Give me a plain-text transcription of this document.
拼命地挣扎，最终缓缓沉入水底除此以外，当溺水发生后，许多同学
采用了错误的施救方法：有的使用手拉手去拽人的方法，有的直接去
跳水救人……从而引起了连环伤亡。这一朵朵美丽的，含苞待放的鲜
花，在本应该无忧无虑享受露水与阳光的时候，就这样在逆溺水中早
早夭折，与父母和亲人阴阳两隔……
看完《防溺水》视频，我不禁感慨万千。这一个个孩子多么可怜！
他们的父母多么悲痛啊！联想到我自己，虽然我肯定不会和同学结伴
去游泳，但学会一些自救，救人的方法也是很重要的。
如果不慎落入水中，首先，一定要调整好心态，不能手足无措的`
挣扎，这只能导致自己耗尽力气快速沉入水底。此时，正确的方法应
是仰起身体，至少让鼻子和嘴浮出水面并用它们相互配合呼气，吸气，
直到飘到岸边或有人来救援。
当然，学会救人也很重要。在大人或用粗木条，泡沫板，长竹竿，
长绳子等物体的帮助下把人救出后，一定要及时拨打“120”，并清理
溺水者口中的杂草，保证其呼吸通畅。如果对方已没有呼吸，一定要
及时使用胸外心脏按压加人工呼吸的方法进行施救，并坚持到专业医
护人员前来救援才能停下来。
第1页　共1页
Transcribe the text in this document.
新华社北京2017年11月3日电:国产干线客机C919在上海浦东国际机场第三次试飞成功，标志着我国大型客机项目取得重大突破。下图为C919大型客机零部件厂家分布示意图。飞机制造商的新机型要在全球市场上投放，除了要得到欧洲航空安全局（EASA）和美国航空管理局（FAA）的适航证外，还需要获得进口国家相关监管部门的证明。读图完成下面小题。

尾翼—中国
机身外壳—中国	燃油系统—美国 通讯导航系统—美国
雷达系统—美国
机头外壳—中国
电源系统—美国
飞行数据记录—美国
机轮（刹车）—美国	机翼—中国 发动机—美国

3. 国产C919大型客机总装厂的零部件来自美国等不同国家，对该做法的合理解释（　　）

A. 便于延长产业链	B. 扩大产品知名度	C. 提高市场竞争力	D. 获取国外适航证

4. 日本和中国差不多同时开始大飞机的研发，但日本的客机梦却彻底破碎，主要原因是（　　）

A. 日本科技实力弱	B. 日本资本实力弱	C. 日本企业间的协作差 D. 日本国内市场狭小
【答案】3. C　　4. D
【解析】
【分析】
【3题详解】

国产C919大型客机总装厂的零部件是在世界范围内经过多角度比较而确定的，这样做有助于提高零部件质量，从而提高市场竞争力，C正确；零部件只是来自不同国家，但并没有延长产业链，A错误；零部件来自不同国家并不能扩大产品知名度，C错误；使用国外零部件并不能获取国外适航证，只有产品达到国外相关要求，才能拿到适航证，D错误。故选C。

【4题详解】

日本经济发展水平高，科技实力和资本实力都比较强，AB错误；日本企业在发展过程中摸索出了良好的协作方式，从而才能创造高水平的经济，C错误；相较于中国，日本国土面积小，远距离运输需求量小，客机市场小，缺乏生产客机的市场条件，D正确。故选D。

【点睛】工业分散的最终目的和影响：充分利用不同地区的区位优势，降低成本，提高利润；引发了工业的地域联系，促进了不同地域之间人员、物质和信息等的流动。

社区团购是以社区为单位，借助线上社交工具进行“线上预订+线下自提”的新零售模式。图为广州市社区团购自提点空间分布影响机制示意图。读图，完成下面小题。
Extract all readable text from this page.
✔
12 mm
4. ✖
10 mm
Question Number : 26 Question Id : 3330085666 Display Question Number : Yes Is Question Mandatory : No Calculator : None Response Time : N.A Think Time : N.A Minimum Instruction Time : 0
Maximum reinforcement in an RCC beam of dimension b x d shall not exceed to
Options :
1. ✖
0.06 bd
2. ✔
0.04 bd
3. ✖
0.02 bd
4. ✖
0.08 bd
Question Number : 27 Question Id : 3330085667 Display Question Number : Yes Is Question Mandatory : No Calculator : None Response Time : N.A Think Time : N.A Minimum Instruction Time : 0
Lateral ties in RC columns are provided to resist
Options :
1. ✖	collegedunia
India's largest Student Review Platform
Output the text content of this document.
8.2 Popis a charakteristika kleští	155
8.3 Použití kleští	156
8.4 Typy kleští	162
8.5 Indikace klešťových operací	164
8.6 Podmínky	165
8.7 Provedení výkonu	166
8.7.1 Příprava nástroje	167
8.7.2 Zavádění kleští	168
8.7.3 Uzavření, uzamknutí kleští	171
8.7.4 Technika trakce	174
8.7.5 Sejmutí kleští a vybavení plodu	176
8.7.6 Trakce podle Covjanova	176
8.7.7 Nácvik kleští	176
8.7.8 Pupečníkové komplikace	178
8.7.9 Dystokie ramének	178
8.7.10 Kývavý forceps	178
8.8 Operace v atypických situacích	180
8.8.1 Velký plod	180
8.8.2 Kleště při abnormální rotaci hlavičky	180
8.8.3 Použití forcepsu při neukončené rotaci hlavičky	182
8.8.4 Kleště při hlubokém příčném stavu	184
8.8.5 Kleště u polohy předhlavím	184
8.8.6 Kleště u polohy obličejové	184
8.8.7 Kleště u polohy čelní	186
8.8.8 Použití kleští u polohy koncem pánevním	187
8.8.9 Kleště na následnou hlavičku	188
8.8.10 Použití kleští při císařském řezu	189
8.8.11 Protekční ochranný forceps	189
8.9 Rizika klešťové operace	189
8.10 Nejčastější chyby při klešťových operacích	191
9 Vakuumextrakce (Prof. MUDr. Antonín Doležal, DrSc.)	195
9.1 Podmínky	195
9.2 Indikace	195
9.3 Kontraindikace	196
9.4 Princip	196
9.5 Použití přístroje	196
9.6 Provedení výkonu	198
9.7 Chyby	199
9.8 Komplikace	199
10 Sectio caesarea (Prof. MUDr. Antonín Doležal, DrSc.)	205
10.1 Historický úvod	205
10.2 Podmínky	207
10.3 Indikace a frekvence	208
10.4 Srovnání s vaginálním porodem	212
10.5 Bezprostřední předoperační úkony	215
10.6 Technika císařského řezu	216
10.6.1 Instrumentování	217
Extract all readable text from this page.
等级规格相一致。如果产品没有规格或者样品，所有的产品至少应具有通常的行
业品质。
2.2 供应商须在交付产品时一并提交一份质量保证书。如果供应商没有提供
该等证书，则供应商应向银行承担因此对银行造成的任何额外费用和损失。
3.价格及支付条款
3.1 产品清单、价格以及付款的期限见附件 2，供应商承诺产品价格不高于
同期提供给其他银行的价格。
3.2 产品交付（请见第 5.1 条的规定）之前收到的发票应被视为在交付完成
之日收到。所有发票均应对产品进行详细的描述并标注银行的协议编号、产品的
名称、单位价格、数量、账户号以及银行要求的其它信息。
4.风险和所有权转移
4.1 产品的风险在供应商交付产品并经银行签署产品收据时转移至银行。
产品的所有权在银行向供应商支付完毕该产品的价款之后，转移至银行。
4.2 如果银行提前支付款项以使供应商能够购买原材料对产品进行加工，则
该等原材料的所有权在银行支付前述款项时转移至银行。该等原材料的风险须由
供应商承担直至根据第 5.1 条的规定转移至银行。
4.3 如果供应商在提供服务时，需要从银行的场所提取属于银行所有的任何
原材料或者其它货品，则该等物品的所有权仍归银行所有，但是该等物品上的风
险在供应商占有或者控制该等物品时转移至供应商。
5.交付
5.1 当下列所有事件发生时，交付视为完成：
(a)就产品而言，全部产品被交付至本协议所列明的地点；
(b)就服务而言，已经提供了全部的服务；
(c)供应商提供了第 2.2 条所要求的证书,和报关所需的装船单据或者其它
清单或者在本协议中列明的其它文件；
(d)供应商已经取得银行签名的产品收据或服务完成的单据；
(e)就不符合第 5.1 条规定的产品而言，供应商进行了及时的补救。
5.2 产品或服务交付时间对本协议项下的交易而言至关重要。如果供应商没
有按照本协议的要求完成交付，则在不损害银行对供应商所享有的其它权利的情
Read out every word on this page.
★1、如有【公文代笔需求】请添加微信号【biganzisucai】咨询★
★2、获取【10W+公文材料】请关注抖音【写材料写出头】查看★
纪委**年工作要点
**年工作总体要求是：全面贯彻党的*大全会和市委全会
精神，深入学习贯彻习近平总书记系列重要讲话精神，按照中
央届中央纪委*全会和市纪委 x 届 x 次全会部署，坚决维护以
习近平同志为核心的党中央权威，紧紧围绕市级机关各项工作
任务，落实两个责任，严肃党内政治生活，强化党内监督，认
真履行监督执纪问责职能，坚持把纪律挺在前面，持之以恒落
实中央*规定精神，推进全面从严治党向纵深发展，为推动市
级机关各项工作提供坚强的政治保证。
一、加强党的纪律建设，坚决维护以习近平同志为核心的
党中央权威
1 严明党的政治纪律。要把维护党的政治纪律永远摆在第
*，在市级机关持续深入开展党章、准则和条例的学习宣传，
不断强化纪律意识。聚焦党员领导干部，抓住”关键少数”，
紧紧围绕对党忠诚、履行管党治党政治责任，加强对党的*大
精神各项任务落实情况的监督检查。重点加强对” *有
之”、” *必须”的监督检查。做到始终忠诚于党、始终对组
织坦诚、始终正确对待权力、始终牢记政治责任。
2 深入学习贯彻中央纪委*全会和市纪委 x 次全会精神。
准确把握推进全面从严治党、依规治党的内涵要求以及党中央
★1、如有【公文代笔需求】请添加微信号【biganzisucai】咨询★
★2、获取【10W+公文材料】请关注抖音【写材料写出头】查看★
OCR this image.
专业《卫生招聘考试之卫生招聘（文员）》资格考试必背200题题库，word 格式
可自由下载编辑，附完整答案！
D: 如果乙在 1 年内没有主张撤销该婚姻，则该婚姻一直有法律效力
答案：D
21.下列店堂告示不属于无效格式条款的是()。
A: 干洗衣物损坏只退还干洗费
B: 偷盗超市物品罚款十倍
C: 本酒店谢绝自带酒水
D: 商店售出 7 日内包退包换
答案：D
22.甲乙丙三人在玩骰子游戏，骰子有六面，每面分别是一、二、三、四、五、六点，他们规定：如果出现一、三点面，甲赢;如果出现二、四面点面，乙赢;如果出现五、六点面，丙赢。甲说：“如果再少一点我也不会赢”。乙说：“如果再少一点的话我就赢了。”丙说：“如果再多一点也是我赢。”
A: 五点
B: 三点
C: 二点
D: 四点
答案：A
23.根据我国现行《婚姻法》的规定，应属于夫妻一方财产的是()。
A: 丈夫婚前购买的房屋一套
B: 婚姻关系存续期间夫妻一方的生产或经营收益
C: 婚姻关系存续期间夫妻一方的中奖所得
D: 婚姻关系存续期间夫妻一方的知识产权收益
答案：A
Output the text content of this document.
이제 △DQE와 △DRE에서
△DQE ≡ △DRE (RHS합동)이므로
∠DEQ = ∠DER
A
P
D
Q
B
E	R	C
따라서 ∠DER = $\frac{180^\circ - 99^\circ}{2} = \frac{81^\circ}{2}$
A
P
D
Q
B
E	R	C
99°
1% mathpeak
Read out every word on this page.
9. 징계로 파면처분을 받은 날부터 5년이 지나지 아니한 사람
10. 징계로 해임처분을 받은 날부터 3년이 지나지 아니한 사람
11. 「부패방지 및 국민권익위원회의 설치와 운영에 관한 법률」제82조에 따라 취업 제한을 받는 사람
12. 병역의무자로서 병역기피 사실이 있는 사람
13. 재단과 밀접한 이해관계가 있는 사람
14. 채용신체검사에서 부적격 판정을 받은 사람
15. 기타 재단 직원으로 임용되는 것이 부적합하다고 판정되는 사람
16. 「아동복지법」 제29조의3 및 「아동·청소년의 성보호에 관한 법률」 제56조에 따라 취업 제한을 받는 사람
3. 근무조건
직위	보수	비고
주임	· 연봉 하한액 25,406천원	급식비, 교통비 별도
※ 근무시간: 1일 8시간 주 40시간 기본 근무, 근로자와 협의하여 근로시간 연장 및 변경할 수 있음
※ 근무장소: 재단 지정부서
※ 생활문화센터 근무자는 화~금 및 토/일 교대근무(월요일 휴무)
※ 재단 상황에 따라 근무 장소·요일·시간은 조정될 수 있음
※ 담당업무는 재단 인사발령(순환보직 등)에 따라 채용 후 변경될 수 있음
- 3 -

______

▶ Problem to solve: Quote only the lines from the one containing "OCR this image." through the final line of the records, with both ends included.

▶ Solution to the exercise:
OCR this image.
专业《卫生招聘考试之卫生招聘（文员）》资格考试必背200题题库，word 格式
可自由下载编辑，附完整答案！
D: 如果乙在 1 年内没有主张撤销该婚姻，则该婚姻一直有法律效力
答案：D
21.下列店堂告示不属于无效格式条款的是()。
A: 干洗衣物损坏只退还干洗费
B: 偷盗超市物品罚款十倍
C: 本酒店谢绝自带酒水
D: 商店售出 7 日内包退包换
答案：D
22.甲乙丙三人在玩骰子游戏，骰子有六面，每面分别是一、二、三、四、五、六点，他们规定：如果出现一、三点面，甲赢;如果出现二、四面点面，乙赢;如果出现五、六点面，丙赢。甲说：“如果再少一点我也不会赢”。乙说：“如果再少一点的话我就赢了。”丙说：“如果再多一点也是我赢。”
A: 五点
B: 三点
C: 二点
D: 四点
答案：A
23.根据我国现行《婚姻法》的规定，应属于夫妻一方财产的是()。
A: 丈夫婚前购买的房屋一套
B: 婚姻关系存续期间夫妻一方的生产或经营收益
C: 婚姻关系存续期间夫妻一方的中奖所得
D: 婚姻关系存续期间夫妻一方的知识产权收益
答案：A
Output the text content of this document.
이제 △DQE와 △DRE에서
△DQE ≡ △DRE (RHS합동)이므로
∠DEQ = ∠DER
A
P
D
Q
B
E	R	C
따라서 ∠DER = $\frac{180^\circ - 99^\circ}{2} = \frac{81^\circ}{2}$
A
P
D
Q
B
E	R	C
99°
1% mathpeak
Read out every word on this page.
9. 징계로 파면처분을 받은 날부터 5년이 지나지 아니한 사람
10. 징계로 해임처분을 받은 날부터 3년이 지나지 아니한 사람
11. 「부패방지 및 국민권익위원회의 설치와 운영에 관한 법률」제82조에 따라 취업 제한을 받는 사람
12. 병역의무자로서 병역기피 사실이 있는 사람
13. 재단과 밀접한 이해관계가 있는 사람
14. 채용신체검사에서 부적격 판정을 받은 사람
15. 기타 재단 직원으로 임용되는 것이 부적합하다고 판정되는 사람
16. 「아동복지법」 제29조의3 및 「아동·청소년의 성보호에 관한 법률」 제56조에 따라 취업 제한을 받는 사람
3. 근무조건
직위	보수	비고
주임	· 연봉 하한액 25,406천원	급식비, 교통비 별도
※ 근무시간: 1일 8시간 주 40시간 기본 근무, 근로자와 협의하여 근로시간 연장 및 변경할 수 있음
※ 근무장소: 재단 지정부서
※ 생활문화센터 근무자는 화~금 및 토/일 교대근무(월요일 휴무)
※ 재단 상황에 따라 근무 장소·요일·시간은 조정될 수 있음
※ 담당업무는 재단 인사발령(순환보직 등)에 따라 채용 후 변경될 수 있음
- 3 -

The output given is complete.